* Listed entries:
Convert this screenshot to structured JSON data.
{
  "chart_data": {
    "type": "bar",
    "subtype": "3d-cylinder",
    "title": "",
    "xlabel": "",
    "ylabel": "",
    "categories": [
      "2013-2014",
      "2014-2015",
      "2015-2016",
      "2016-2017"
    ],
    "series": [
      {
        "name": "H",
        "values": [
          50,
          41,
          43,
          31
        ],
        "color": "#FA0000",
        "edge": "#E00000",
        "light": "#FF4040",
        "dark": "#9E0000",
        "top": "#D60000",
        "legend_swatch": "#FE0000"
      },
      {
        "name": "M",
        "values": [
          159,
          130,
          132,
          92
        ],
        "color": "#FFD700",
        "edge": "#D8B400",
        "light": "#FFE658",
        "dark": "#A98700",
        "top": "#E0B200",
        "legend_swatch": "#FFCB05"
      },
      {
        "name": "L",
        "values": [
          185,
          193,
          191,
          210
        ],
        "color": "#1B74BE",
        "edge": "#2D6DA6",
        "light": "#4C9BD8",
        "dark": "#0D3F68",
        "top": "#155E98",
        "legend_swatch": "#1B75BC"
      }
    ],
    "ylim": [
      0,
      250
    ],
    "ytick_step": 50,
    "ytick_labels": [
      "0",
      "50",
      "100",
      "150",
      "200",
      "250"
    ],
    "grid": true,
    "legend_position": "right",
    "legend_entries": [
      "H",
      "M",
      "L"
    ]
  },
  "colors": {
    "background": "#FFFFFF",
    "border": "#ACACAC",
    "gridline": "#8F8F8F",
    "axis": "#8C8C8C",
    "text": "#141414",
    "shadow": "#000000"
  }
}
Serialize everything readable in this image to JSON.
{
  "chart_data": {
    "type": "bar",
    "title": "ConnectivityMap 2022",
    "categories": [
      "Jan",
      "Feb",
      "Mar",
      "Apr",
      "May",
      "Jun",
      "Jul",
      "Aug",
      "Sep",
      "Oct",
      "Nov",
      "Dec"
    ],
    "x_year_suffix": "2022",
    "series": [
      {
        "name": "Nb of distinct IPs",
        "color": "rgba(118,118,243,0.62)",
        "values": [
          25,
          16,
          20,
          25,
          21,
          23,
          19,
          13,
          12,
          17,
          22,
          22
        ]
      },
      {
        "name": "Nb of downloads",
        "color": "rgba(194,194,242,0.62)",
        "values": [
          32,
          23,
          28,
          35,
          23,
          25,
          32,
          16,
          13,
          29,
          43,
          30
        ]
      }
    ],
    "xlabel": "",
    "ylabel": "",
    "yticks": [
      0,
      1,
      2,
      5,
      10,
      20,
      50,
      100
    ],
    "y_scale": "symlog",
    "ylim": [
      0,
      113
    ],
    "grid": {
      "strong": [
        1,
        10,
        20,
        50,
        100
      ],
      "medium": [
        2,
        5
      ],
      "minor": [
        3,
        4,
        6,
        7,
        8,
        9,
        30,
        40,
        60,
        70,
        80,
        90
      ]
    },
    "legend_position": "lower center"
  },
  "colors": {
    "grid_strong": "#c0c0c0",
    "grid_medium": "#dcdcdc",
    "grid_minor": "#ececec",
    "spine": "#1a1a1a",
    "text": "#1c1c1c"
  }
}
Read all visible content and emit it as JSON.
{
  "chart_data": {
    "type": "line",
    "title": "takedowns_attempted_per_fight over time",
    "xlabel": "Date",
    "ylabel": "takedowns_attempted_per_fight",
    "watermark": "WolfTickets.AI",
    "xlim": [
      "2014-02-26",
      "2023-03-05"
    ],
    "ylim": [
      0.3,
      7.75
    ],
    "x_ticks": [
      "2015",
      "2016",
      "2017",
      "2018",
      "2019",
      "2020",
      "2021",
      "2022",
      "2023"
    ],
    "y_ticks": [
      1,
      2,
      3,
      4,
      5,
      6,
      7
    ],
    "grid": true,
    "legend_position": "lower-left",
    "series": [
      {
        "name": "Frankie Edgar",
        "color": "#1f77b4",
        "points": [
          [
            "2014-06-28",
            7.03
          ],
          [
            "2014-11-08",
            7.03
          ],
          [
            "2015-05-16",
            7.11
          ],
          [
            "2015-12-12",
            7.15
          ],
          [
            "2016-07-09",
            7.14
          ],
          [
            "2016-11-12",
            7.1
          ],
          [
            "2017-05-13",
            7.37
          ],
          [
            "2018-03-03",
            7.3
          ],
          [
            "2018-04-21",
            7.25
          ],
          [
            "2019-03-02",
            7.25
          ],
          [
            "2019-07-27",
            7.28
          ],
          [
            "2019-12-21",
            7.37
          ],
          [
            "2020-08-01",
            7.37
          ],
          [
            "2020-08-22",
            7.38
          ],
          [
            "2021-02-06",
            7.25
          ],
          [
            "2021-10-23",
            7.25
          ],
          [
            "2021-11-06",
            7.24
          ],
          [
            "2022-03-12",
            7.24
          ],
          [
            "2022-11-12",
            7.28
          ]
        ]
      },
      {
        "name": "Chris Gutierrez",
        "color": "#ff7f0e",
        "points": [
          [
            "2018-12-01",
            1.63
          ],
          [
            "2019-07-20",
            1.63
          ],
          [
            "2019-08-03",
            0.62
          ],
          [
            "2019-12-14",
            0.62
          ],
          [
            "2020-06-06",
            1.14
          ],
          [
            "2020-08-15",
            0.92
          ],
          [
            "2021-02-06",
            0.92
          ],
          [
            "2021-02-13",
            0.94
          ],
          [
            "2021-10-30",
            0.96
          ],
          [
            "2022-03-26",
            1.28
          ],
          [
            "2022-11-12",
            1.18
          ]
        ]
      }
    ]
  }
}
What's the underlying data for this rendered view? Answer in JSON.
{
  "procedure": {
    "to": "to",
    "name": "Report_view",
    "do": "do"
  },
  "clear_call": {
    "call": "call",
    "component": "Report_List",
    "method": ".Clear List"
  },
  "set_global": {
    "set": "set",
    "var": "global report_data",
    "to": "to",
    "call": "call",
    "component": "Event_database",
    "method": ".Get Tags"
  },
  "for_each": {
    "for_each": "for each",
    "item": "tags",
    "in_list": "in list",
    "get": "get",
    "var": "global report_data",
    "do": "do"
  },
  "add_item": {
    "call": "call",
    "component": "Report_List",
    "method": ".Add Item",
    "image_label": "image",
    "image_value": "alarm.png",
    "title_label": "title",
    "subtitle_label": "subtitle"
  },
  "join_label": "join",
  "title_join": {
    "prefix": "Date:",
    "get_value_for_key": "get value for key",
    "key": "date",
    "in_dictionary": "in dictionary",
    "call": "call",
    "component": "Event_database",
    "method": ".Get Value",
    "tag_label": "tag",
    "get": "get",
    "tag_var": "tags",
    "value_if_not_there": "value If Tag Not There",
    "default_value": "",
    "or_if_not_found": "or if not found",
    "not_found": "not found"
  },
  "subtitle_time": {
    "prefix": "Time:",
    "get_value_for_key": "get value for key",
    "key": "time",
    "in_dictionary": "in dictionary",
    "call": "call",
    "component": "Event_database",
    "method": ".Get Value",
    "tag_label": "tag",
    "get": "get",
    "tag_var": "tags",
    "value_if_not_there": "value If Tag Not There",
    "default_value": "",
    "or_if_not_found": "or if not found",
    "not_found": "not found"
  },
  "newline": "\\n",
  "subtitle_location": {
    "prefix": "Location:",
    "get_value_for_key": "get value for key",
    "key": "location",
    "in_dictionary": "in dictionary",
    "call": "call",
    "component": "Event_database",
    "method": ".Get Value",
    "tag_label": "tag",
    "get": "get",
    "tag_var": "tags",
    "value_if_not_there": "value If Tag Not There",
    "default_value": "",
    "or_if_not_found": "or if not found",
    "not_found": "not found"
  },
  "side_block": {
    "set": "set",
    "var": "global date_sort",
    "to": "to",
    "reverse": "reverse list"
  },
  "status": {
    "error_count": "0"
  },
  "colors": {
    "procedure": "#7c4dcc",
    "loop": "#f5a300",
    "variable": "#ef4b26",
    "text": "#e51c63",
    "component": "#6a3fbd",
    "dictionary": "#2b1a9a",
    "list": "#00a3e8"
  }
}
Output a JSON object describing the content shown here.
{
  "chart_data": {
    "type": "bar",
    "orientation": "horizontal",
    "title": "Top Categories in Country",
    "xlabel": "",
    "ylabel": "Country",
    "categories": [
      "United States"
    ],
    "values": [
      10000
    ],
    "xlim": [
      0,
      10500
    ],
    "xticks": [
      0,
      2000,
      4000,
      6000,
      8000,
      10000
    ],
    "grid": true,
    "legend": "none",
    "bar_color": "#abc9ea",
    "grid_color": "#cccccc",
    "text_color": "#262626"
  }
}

* What to work on:
Find the count of lines in the data above where the string "lower" occurs. Provide that number alone.

* Solution for this task:
2